* [AIM OF THE TASK]
Format every line of the entries as a Markdown table with two columns, Row and Line, numbering each line and omitting any blank lines.

* [GIVEN RECORDS]

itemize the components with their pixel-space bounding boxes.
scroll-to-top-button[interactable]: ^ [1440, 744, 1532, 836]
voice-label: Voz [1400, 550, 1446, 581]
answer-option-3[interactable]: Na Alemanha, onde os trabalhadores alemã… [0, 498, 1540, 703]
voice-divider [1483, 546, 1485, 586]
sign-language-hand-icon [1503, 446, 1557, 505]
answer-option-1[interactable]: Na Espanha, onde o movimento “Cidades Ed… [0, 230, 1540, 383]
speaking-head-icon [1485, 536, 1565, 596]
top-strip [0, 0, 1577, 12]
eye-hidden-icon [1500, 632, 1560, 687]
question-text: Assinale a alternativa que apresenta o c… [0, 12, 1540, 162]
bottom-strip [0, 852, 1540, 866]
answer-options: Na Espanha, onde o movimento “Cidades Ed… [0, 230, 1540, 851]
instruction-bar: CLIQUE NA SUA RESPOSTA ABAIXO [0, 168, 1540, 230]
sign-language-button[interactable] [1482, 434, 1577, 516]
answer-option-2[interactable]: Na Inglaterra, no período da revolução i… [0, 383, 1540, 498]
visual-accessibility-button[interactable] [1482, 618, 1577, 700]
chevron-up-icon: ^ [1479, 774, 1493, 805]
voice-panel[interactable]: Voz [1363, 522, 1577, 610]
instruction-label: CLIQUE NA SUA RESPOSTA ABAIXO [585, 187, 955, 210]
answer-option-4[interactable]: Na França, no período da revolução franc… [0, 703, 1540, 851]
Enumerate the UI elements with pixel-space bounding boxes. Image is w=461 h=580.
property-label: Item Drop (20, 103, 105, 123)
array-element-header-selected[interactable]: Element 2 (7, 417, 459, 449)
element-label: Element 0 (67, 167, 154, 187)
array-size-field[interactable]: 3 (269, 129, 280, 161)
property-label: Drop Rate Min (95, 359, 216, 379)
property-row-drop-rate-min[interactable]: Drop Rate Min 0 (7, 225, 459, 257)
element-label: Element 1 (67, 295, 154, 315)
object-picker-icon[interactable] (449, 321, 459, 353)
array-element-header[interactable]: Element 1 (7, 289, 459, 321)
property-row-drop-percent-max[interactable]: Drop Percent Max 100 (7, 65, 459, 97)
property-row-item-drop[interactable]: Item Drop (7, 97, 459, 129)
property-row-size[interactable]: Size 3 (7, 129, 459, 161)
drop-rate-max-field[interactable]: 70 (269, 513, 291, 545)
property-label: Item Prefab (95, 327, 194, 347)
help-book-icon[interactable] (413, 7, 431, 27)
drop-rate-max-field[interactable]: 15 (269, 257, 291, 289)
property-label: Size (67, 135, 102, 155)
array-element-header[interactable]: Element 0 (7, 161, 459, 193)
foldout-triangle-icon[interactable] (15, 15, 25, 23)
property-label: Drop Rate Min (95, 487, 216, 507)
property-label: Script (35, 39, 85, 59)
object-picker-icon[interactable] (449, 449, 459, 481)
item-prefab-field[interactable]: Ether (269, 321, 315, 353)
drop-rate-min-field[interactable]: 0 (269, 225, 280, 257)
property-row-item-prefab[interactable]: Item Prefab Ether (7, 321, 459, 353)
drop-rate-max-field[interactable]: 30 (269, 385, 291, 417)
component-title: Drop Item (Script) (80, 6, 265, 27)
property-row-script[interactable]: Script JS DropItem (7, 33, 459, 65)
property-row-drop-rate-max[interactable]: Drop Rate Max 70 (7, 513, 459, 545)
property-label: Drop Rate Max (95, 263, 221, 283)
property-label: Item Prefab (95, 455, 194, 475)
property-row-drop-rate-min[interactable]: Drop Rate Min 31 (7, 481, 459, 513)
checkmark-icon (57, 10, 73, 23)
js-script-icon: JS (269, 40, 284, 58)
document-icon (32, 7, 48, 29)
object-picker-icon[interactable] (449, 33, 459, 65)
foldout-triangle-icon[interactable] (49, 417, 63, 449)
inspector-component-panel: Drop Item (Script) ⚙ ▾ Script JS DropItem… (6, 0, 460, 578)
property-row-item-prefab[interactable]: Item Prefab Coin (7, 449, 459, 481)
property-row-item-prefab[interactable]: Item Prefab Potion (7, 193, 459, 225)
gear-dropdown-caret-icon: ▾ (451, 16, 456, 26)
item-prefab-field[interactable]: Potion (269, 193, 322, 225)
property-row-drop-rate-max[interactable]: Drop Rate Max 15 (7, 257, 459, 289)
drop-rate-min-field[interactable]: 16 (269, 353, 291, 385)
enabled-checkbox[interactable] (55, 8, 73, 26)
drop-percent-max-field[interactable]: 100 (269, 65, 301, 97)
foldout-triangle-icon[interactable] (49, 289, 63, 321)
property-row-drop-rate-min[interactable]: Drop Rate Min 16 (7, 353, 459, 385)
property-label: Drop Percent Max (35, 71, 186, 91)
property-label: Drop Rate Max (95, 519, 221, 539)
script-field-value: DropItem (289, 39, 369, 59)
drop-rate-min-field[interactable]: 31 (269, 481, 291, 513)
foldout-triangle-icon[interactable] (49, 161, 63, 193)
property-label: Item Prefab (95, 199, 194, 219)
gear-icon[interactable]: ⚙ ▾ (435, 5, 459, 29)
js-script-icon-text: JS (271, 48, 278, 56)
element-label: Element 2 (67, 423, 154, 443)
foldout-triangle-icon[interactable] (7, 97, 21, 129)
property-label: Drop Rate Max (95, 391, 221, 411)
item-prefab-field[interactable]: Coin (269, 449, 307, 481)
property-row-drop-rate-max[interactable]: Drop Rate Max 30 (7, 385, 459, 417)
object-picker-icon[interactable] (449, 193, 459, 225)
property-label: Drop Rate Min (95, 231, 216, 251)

* [REPLY TO THE EXERCISE]
| Row | Line |
|---|---|
| 1 | itemize the components with their pixel-space bounding boxes. |
| 2 | scroll-to-top-button[interactable]: ^ [1440, 744, 1532, 836] |
| 3 | voice-label: Voz [1400, 550, 1446, 581] |
| 4 | answer-option-3[interactable]: Na Alemanha, onde os trabalhadores alemã… [0, 498, 1540, 703] |
| 5 | voice-divider [1483, 546, 1485, 586] |
| 6 | sign-language-hand-icon [1503, 446, 1557, 505] |
| 7 | answer-option-1[interactable]: Na Espanha, onde o movimento “Cidades Ed… [0, 230, 1540, 383] |
| 8 | speaking-head-icon [1485, 536, 1565, 596] |
| 9 | top-strip [0, 0, 1577, 12] |
| 10 | eye-hidden-icon [1500, 632, 1560, 687] |
| 11 | question-text: Assinale a alternativa que apresenta o c… [0, 12, 1540, 162] |
| 12 | bottom-strip [0, 852, 1540, 866] |
| 13 | answer-options: Na Espanha, onde o movimento “Cidades Ed… [0, 230, 1540, 851] |
| 14 | instruction-bar: CLIQUE NA SUA RESPOSTA ABAIXO [0, 168, 1540, 230] |
| 15 | sign-language-button[interactable] [1482, 434, 1577, 516] |
| 16 | answer-option-2[interactable]: Na Inglaterra, no período da revolução i… [0, 383, 1540, 498] |
| 17 | visual-accessibility-button[interactable] [1482, 618, 1577, 700] |
| 18 | chevron-up-icon: ^ [1479, 774, 1493, 805] |
| 19 | voice-panel[interactable]: Voz [1363, 522, 1577, 610] |
| 20 | instruction-label: CLIQUE NA SUA RESPOSTA ABAIXO [585, 187, 955, 210] |
| 21 | answer-option-4[interactable]: Na França, no período da revolução franc… [0, 703, 1540, 851] |
| 22 | Enumerate the UI elements with pixel-space bounding boxes. Image is w=461 h=580. |
| 23 | property-label: Item Drop (20, 103, 105, 123) |
| 24 | array-element-header-selected[interactable]: Element 2 (7, 417, 459, 449) |
| 25 | element-label: Element 0 (67, 167, 154, 187) |
| 26 | array-size-field[interactable]: 3 (269, 129, 280, 161) |
| 27 | property-label: Drop Rate Min (95, 359, 216, 379) |
| 28 | property-row-drop-rate-min[interactable]: Drop Rate Min 0 (7, 225, 459, 257) |
| 29 | element-label: Element 1 (67, 295, 154, 315) |
| 30 | object-picker-icon[interactable] (449, 321, 459, 353) |
| 31 | array-element-header[interactable]: Element 1 (7, 289, 459, 321) |
| 32 | property-row-drop-percent-max[interactable]: Drop Percent Max 100 (7, 65, 459, 97) |
| 33 | property-row-item-drop[interactable]: Item Drop (7, 97, 459, 129) |
| 34 | property-row-size[interactable]: Size 3 (7, 129, 459, 161) |
| 35 | drop-rate-max-field[interactable]: 70 (269, 513, 291, 545) |
| 36 | property-label: Item Prefab (95, 327, 194, 347) |
| 37 | help-book-icon[interactable] (413, 7, 431, 27) |
| 38 | drop-rate-max-field[interactable]: 15 (269, 257, 291, 289) |
| 39 | property-label: Size (67, 135, 102, 155) |
| 40 | array-element-header[interactable]: Element 0 (7, 161, 459, 193) |
| 41 | foldout-triangle-icon[interactable] (15, 15, 25, 23) |
| 42 | property-label: Drop Rate Min (95, 487, 216, 507) |
| 43 | property-label: Script (35, 39, 85, 59) |
| 44 | object-picker-icon[interactable] (449, 449, 459, 481) |
| 45 | item-prefab-field[interactable]: Ether (269, 321, 315, 353) |
| 46 | drop-rate-min-field[interactable]: 0 (269, 225, 280, 257) |
| 47 | property-row-item-prefab[interactable]: Item Prefab Ether (7, 321, 459, 353) |
| 48 | drop-rate-max-field[interactable]: 30 (269, 385, 291, 417) |
| 49 | component-title: Drop Item (Script) (80, 6, 265, 27) |
| 50 | property-row-script[interactable]: Script JS DropItem (7, 33, 459, 65) |
| 51 | property-row-drop-rate-max[interactable]: Drop Rate Max 70 (7, 513, 459, 545) |
| 52 | property-label: Drop Rate Max (95, 263, 221, 283) |
| 53 | property-label: Item Prefab (95, 455, 194, 475) |
| 54 | property-row-drop-rate-min[interactable]: Drop Rate Min 31 (7, 481, 459, 513) |
| 55 | checkmark-icon (57, 10, 73, 23) |
| 56 | js-script-icon: JS (269, 40, 284, 58) |
| 57 | document-icon (32, 7, 48, 29) |
| 58 | object-picker-icon[interactable] (449, 33, 459, 65) |
| 59 | foldout-triangle-icon[interactable] (49, 417, 63, 449) |
| 60 | inspector-component-panel: Drop Item (Script) ⚙ ▾ Script JS DropItem… (6, 0, 460, 578) |
| 61 | property-row-item-prefab[interactable]: Item Prefab Coin (7, 449, 459, 481) |
| 62 | property-row-item-prefab[interactable]: Item Prefab Potion (7, 193, 459, 225) |
| 63 | gear-dropdown-caret-icon: ▾ (451, 16, 456, 26) |
| 64 | item-prefab-field[interactable]: Potion (269, 193, 322, 225) |
| 65 | property-row-drop-rate-max[interactable]: Drop Rate Max 15 (7, 257, 459, 289) |
| 66 | drop-rate-min-field[interactable]: 16 (269, 353, 291, 385) |
| 67 | enabled-checkbox[interactable] (55, 8, 73, 26) |
| 68 | drop-percent-max-field[interactable]: 100 (269, 65, 301, 97) |
| 69 | foldout-triangle-icon[interactable] (49, 289, 63, 321) |
| 70 | property-row-drop-rate-min[interactable]: Drop Rate Min 16 (7, 353, 459, 385) |
| 71 | property-label: Drop Percent Max (35, 71, 186, 91) |
| 72 | property-label: Drop Rate Max (95, 519, 221, 539) |
| 73 | script-field-value: DropItem (289, 39, 369, 59) |
| 74 | drop-rate-min-field[interactable]: 31 (269, 481, 291, 513) |
| 75 | foldout-triangle-icon[interactable] (49, 161, 63, 193) |
| 76 | property-label: Item Prefab (95, 199, 194, 219) |
| 77 | gear-icon[interactable]: ⚙ ▾ (435, 5, 459, 29) |
| 78 | js-script-icon-text: JS (271, 48, 278, 56) |
| 79 | element-label: Element 2 (67, 423, 154, 443) |
| 80 | foldout-triangle-icon[interactable] (7, 97, 21, 129) |
| 81 | property-label: Drop Rate Max (95, 391, 221, 411) |
| 82 | item-prefab-field[interactable]: Coin (269, 449, 307, 481) |
| 83 | property-row-drop-rate-max[interactable]: Drop Rate Max 30 (7, 385, 459, 417) |
| 84 | object-picker-icon[interactable] (449, 193, 459, 225) |
| 85 | property-label: Drop Rate Min (95, 231, 216, 251) |